# Available data:
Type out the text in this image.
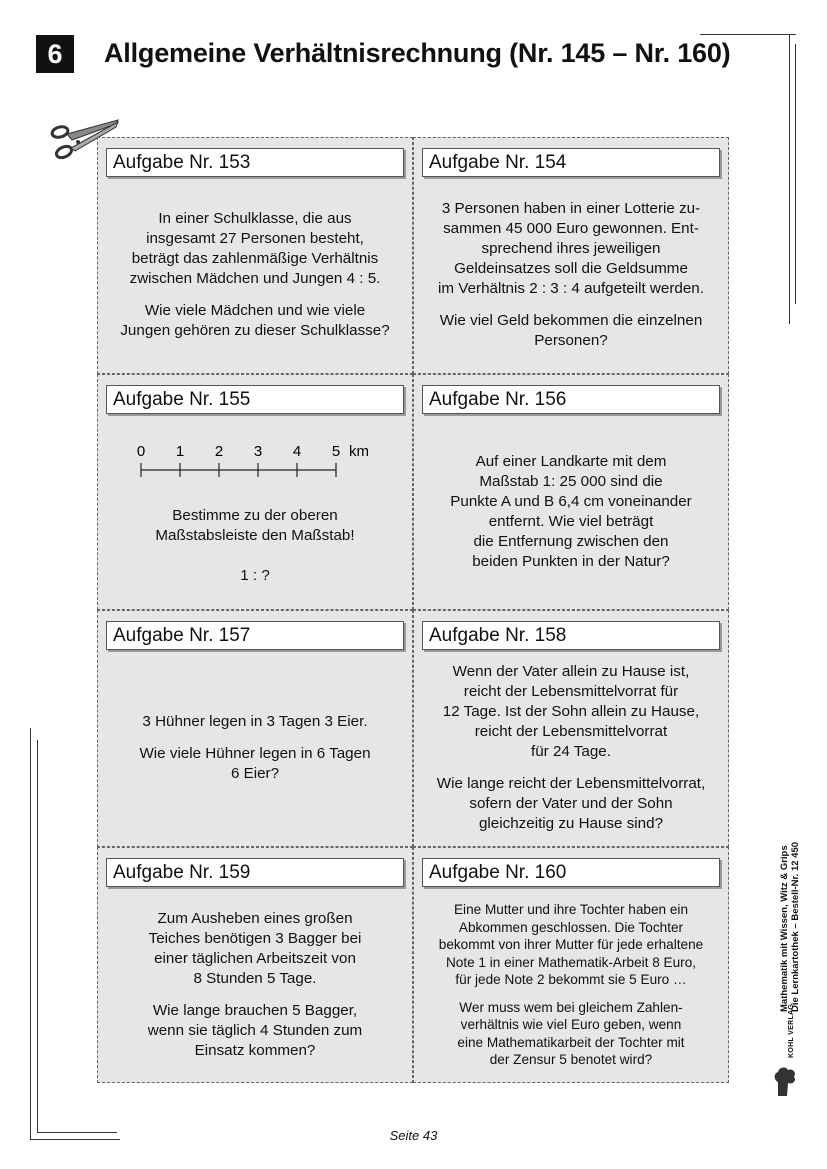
6	Allgemeine Verhältnisrechnung (Nr. 145 – Nr. 160)
Aufgabe Nr. 153

In einer Schulklasse, die aus
insgesamt 27 Personen besteht,
beträgt das zahlenmäßige Verhältnis
zwischen Mädchen und Jungen 4 : 5.

Wie viele Mädchen und wie viele
Jungen gehören zu dieser Schulklasse?

Aufgabe Nr. 154

3 Personen haben in einer Lotterie zu-
sammen 45 000 Euro gewonnen. Ent-
sprechend ihres jeweiligen
Geldeinsatzes soll die Geldsumme
im Verhältnis 2 : 3 : 4 aufgeteilt werden.

Wie viel Geld bekommen die einzelnen
Personen?

Aufgabe Nr. 155
0 1 2 3 4 5 km

Bestimme zu der oberen
Maßstabsleiste den Maßstab!

1 : ?

Aufgabe Nr. 156

Auf einer Landkarte mit dem
Maßstab 1: 25 000 sind die
Punkte A und B 6,4 cm voneinander
entfernt. Wie viel beträgt
die Entfernung zwischen den
beiden Punkten in der Natur?

Aufgabe Nr. 157

3 Hühner legen in 3 Tagen 3 Eier.

Wie viele Hühner legen in 6 Tagen
6 Eier?

Aufgabe Nr. 158

Wenn der Vater allein zu Hause ist,
reicht der Lebensmittelvorrat für
12 Tage. Ist der Sohn allein zu Hause,
reicht der Lebensmittelvorrat
für 24 Tage.

Wie lange reicht der Lebensmittelvorrat,
sofern der Vater und der Sohn
gleichzeitig zu Hause sind?

Aufgabe Nr. 159

Zum Ausheben eines großen
Teiches benötigen 3 Bagger bei
einer täglichen Arbeitszeit von
8 Stunden 5 Tage.

Wie lange brauchen 5 Bagger,
wenn sie täglich 4 Stunden zum
Einsatz kommen?

Aufgabe Nr. 160

Eine Mutter und ihre Tochter haben ein
Abkommen geschlossen. Die Tochter
bekommt von ihrer Mutter für jede erhaltene
Note 1 in einer Mathematik-Arbeit 8 Euro,
für jede Note 2 bekommt sie 5 Euro …

Wer muss wem bei gleichem Zahlen-
verhältnis wie viel Euro geben, wenn
eine Mathematikarbeit der Tochter mit
der Zensur 5 benotet wird?

Mathematik mit Wissen, Witz & Grips Die Lernkartothek – Bestell-Nr. 12 450
KOHL VERLAG
Seite 43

# Task to complete:
Repeat the records above verbatim, with no pictures in the result.

# Right answer:
Type out the text in this image.
6	Allgemeine Verhältnisrechnung (Nr. 145 – Nr. 160)
Aufgabe Nr. 153

In einer Schulklasse, die aus
insgesamt 27 Personen besteht,
beträgt das zahlenmäßige Verhältnis
zwischen Mädchen und Jungen 4 : 5.

Wie viele Mädchen und wie viele
Jungen gehören zu dieser Schulklasse?

Aufgabe Nr. 154

3 Personen haben in einer Lotterie zu-
sammen 45 000 Euro gewonnen. Ent-
sprechend ihres jeweiligen
Geldeinsatzes soll die Geldsumme
im Verhältnis 2 : 3 : 4 aufgeteilt werden.

Wie viel Geld bekommen die einzelnen
Personen?

Aufgabe Nr. 155
0 1 2 3 4 5 km

Bestimme zu der oberen
Maßstabsleiste den Maßstab!

1 : ?

Aufgabe Nr. 156

Auf einer Landkarte mit dem
Maßstab 1: 25 000 sind die
Punkte A und B 6,4 cm voneinander
entfernt. Wie viel beträgt
die Entfernung zwischen den
beiden Punkten in der Natur?

Aufgabe Nr. 157

3 Hühner legen in 3 Tagen 3 Eier.

Wie viele Hühner legen in 6 Tagen
6 Eier?

Aufgabe Nr. 158

Wenn der Vater allein zu Hause ist,
reicht der Lebensmittelvorrat für
12 Tage. Ist der Sohn allein zu Hause,
reicht der Lebensmittelvorrat
für 24 Tage.

Wie lange reicht der Lebensmittelvorrat,
sofern der Vater und der Sohn
gleichzeitig zu Hause sind?

Aufgabe Nr. 159

Zum Ausheben eines großen
Teiches benötigen 3 Bagger bei
einer täglichen Arbeitszeit von
8 Stunden 5 Tage.

Wie lange brauchen 5 Bagger,
wenn sie täglich 4 Stunden zum
Einsatz kommen?

Aufgabe Nr. 160

Eine Mutter und ihre Tochter haben ein
Abkommen geschlossen. Die Tochter
bekommt von ihrer Mutter für jede erhaltene
Note 1 in einer Mathematik-Arbeit 8 Euro,
für jede Note 2 bekommt sie 5 Euro …

Wer muss wem bei gleichem Zahlen-
verhältnis wie viel Euro geben, wenn
eine Mathematikarbeit der Tochter mit
der Zensur 5 benotet wird?

Mathematik mit Wissen, Witz & Grips Die Lernkartothek – Bestell-Nr. 12 450
KOHL VERLAG
Seite 43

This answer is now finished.